> _Stated goal_
Images embedded in the records are excluded; print everything else exactly as given.

━━━

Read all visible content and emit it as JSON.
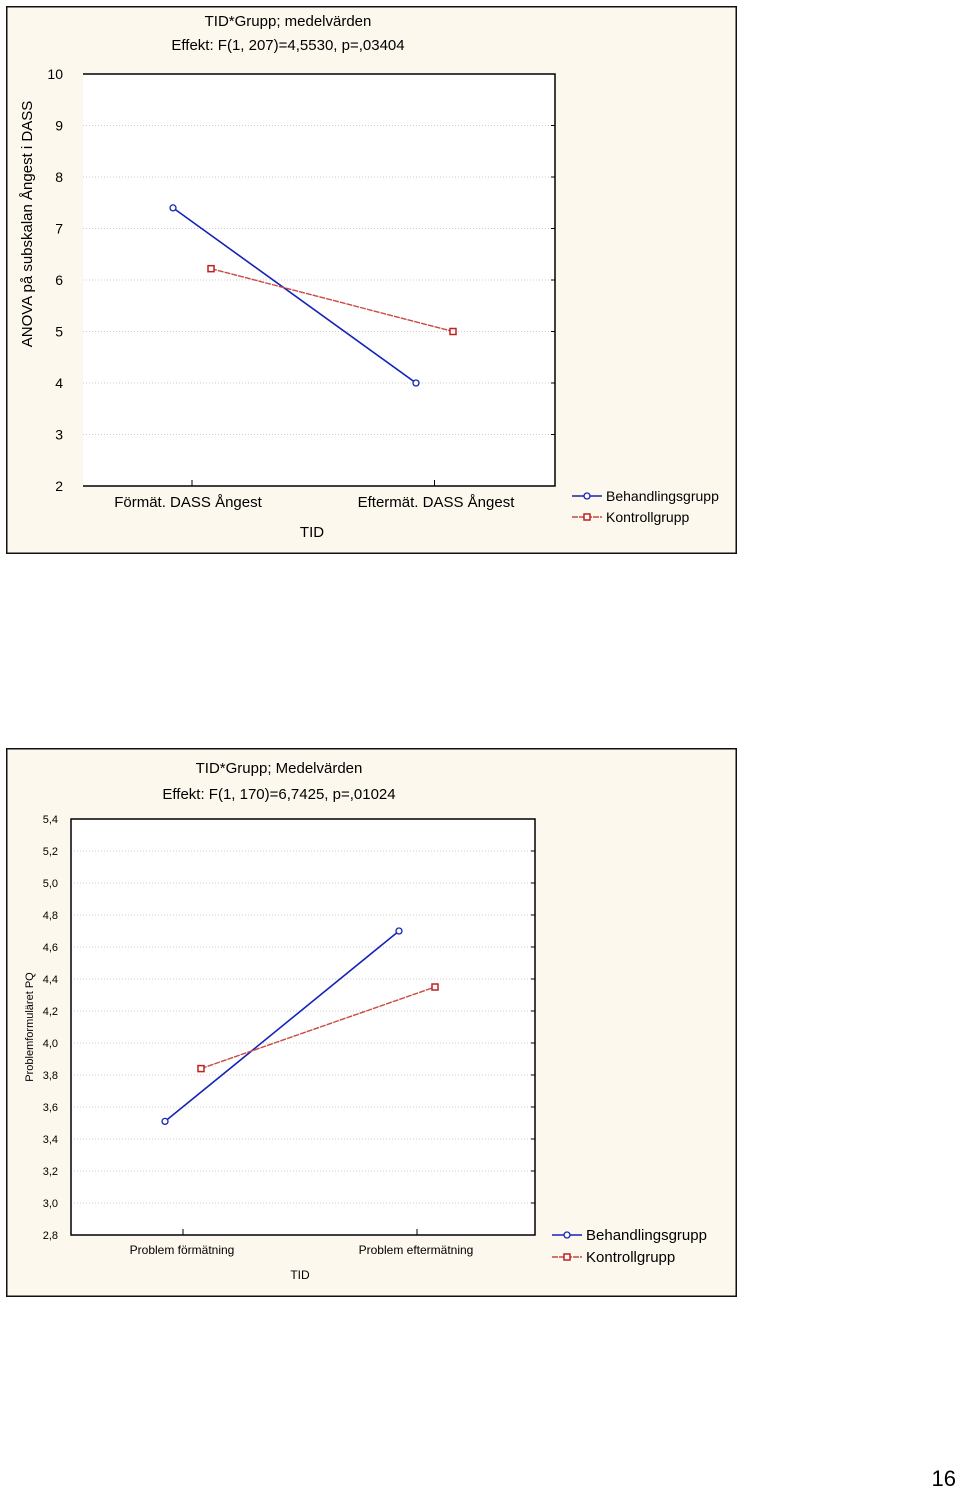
{
  "page_number": "16",
  "colors": {
    "panel_bg": "#fdf8ee",
    "plot_bg": "#ffffff",
    "grid": "#cccccc",
    "series_1": "#1424b8",
    "series_2": "#c84a44",
    "marker_2": "#c02020"
  },
  "chart_data": [
    {
      "type": "line",
      "title": "TID*Grupp; medelvärden",
      "subtitle": "Effekt: F(1, 207)=4,5530, p=,03404",
      "xlabel": "TID",
      "ylabel": "ANOVA på subskalan Ångest i DASS",
      "categories": [
        "Förmät. DASS Ångest",
        "Eftermät. DASS Ångest"
      ],
      "ylim": [
        2,
        10
      ],
      "yticks": [
        "2",
        "3",
        "4",
        "5",
        "6",
        "7",
        "8",
        "9",
        "10"
      ],
      "grid": true,
      "legend_position": "right",
      "series": [
        {
          "name": "Behandlingsgrupp",
          "marker": "circle",
          "values": [
            7.4,
            4.0
          ]
        },
        {
          "name": "Kontrollgrupp",
          "marker": "square",
          "values": [
            6.22,
            5.0
          ]
        }
      ]
    },
    {
      "type": "line",
      "title": "TID*Grupp; Medelvärden",
      "subtitle": "Effekt: F(1, 170)=6,7425, p=,01024",
      "xlabel": "TID",
      "ylabel": "Problemformuläret PQ",
      "categories": [
        "Problem förmätning",
        "Problem eftermätning"
      ],
      "ylim": [
        2.8,
        5.4
      ],
      "yticks": [
        "2,8",
        "3,0",
        "3,2",
        "3,4",
        "3,6",
        "3,8",
        "4,0",
        "4,2",
        "4,4",
        "4,6",
        "4,8",
        "5,0",
        "5,2",
        "5,4"
      ],
      "grid": true,
      "legend_position": "right",
      "series": [
        {
          "name": "Behandlingsgrupp",
          "marker": "circle",
          "values": [
            3.51,
            4.7
          ]
        },
        {
          "name": "Kontrollgrupp",
          "marker": "square",
          "values": [
            3.84,
            4.35
          ]
        }
      ]
    }
  ]
}
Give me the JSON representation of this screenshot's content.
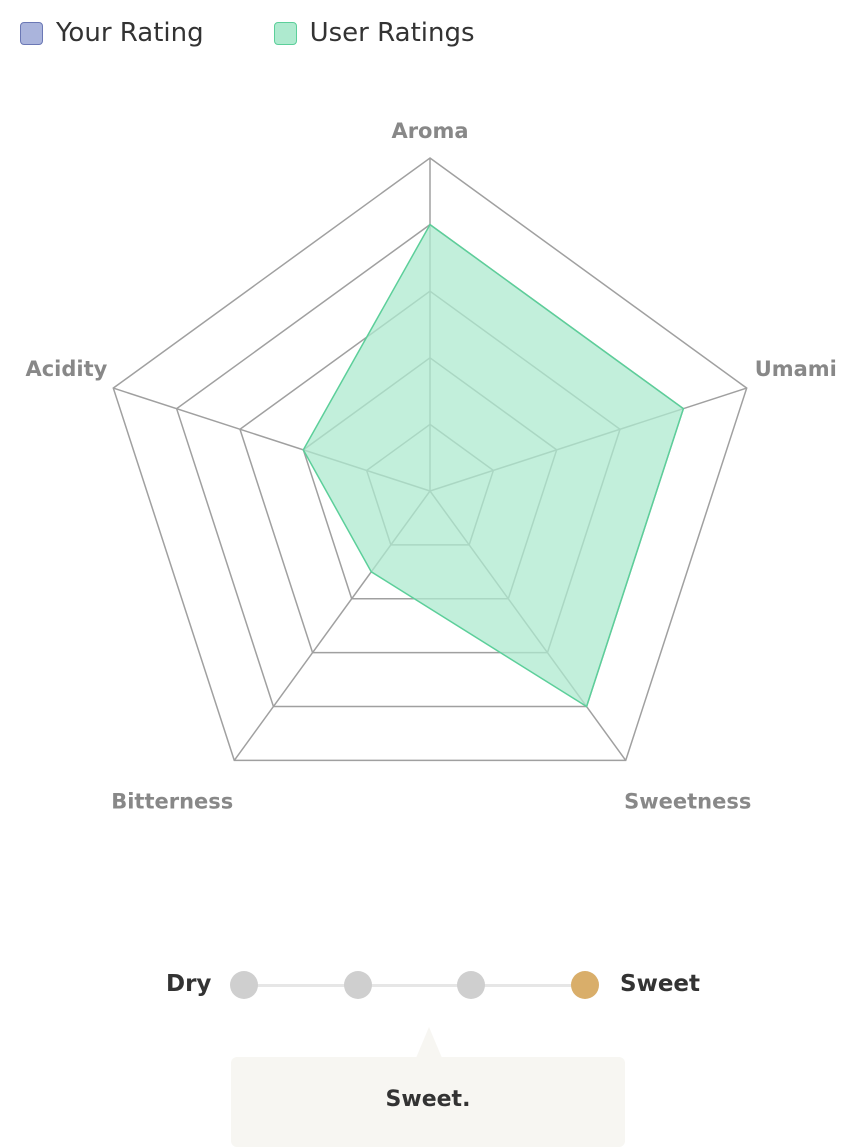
{
  "legend": {
    "items": [
      {
        "label": "Your Rating",
        "fill": "#aab4dc",
        "border": "#6b78b5"
      },
      {
        "label": "User Ratings",
        "fill": "#aeeacf",
        "border": "#5ccf9a"
      }
    ]
  },
  "chart_data": {
    "type": "radar",
    "axes": [
      "Aroma",
      "Umami",
      "Sweetness",
      "Bitterness",
      "Acidity"
    ],
    "range": [
      0,
      5
    ],
    "levels": 5,
    "grid": true,
    "series": [
      {
        "name": "Your Rating",
        "values": [
          0,
          0,
          0,
          0,
          0
        ],
        "fill": "#aab4dc",
        "stroke": "#6b78b5"
      },
      {
        "name": "User Ratings",
        "values": [
          4,
          4,
          4,
          1.5,
          2
        ],
        "fill": "#aeeacf",
        "stroke": "#5ccf9a"
      }
    ]
  },
  "scale": {
    "left_label": "Dry",
    "right_label": "Sweet",
    "steps": 4,
    "selected_index": 3,
    "selected_color": "#d9ae6a",
    "tooltip_text": "Sweet."
  }
}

━━━

> _Expected answer_
Read all visible content and emit it as JSON.
{
  "page_number": "16",
  "colors": {
    "panel_bg": "#fdf8ee",
    "plot_bg": "#ffffff",
    "grid": "#cccccc",
    "series_1": "#1424b8",
    "series_2": "#c84a44",
    "marker_2": "#c02020"
  },
  "chart_data": [
    {
      "type": "line",
      "title": "TID*Grupp; medelvärden",
      "subtitle": "Effekt: F(1, 207)=4,5530, p=,03404",
      "xlabel": "TID",
      "ylabel": "ANOVA på subskalan Ångest i DASS",
      "categories": [
        "Förmät. DASS Ångest",
        "Eftermät. DASS Ångest"
      ],
      "ylim": [
        2,
        10
      ],
      "yticks": [
        "2",
        "3",
        "4",
        "5",
        "6",
        "7",
        "8",
        "9",
        "10"
      ],
      "grid": true,
      "legend_position": "right",
      "series": [
        {
          "name": "Behandlingsgrupp",
          "marker": "circle",
          "values": [
            7.4,
            4.0
          ]
        },
        {
          "name": "Kontrollgrupp",
          "marker": "square",
          "values": [
            6.22,
            5.0
          ]
        }
      ]
    },
    {
      "type": "line",
      "title": "TID*Grupp; Medelvärden",
      "subtitle": "Effekt: F(1, 170)=6,7425, p=,01024",
      "xlabel": "TID",
      "ylabel": "Problemformuläret PQ",
      "categories": [
        "Problem förmätning",
        "Problem eftermätning"
      ],
      "ylim": [
        2.8,
        5.4
      ],
      "yticks": [
        "2,8",
        "3,0",
        "3,2",
        "3,4",
        "3,6",
        "3,8",
        "4,0",
        "4,2",
        "4,4",
        "4,6",
        "4,8",
        "5,0",
        "5,2",
        "5,4"
      ],
      "grid": true,
      "legend_position": "right",
      "series": [
        {
          "name": "Behandlingsgrupp",
          "marker": "circle",
          "values": [
            3.51,
            4.7
          ]
        },
        {
          "name": "Kontrollgrupp",
          "marker": "square",
          "values": [
            3.84,
            4.35
          ]
        }
      ]
    }
  ]
}
Give me the JSON representation of this screenshot's content.
{
  "legend": {
    "items": [
      {
        "label": "Your Rating",
        "fill": "#aab4dc",
        "border": "#6b78b5"
      },
      {
        "label": "User Ratings",
        "fill": "#aeeacf",
        "border": "#5ccf9a"
      }
    ]
  },
  "chart_data": {
    "type": "radar",
    "axes": [
      "Aroma",
      "Umami",
      "Sweetness",
      "Bitterness",
      "Acidity"
    ],
    "range": [
      0,
      5
    ],
    "levels": 5,
    "grid": true,
    "series": [
      {
        "name": "Your Rating",
        "values": [
          0,
          0,
          0,
          0,
          0
        ],
        "fill": "#aab4dc",
        "stroke": "#6b78b5"
      },
      {
        "name": "User Ratings",
        "values": [
          4,
          4,
          4,
          1.5,
          2
        ],
        "fill": "#aeeacf",
        "stroke": "#5ccf9a"
      }
    ]
  },
  "scale": {
    "left_label": "Dry",
    "right_label": "Sweet",
    "steps": 4,
    "selected_index": 3,
    "selected_color": "#d9ae6a",
    "tooltip_text": "Sweet."
  }
}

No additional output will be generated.